▸ Exercise goal
Set down each record exactly as written.

▸ Material
====
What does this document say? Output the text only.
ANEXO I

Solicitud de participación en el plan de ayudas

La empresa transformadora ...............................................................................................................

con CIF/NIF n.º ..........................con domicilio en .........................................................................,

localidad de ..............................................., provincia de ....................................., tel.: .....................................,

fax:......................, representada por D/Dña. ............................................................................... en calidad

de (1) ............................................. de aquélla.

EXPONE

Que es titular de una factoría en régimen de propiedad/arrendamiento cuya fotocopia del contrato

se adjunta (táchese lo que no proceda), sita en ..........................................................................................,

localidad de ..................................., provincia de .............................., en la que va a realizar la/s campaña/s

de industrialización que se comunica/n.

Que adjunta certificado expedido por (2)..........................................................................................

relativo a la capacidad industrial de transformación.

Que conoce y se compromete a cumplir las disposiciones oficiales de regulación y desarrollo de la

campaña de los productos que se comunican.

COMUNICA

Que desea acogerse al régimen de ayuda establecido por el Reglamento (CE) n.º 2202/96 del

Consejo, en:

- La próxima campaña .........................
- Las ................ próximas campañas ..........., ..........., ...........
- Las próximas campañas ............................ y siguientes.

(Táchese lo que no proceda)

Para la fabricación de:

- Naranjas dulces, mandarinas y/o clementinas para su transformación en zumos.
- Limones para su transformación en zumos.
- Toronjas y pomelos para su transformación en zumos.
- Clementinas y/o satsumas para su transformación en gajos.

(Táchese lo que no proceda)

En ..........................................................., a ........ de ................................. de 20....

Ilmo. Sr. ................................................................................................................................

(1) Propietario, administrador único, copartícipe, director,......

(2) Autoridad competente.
====
▸ The response
What does this document say? Output the text only.
ANEXO I

Solicitud de participación en el plan de ayudas

La empresa transformadora ...............................................................................................................

con CIF/NIF n.º ..........................con domicilio en .........................................................................,

localidad de ..............................................., provincia de ....................................., tel.: .....................................,

fax:......................, representada por D/Dña. ............................................................................... en calidad

de (1) ............................................. de aquélla.

EXPONE

Que es titular de una factoría en régimen de propiedad/arrendamiento cuya fotocopia del contrato

se adjunta (táchese lo que no proceda), sita en ..........................................................................................,

localidad de ..................................., provincia de .............................., en la que va a realizar la/s campaña/s

de industrialización que se comunica/n.

Que adjunta certificado expedido por (2)..........................................................................................

relativo a la capacidad industrial de transformación.

Que conoce y se compromete a cumplir las disposiciones oficiales de regulación y desarrollo de la

campaña de los productos que se comunican.

COMUNICA

Que desea acogerse al régimen de ayuda establecido por el Reglamento (CE) n.º 2202/96 del

Consejo, en:

- La próxima campaña .........................
- Las ................ próximas campañas ..........., ..........., ...........
- Las próximas campañas ............................ y siguientes.

(Táchese lo que no proceda)

Para la fabricación de:

- Naranjas dulces, mandarinas y/o clementinas para su transformación en zumos.
- Limones para su transformación en zumos.
- Toronjas y pomelos para su transformación en zumos.
- Clementinas y/o satsumas para su transformación en gajos.

(Táchese lo que no proceda)

En ..........................................................., a ........ de ................................. de 20....

Ilmo. Sr. ................................................................................................................................

(1) Propietario, administrador único, copartícipe, director,......

(2) Autoridad competente.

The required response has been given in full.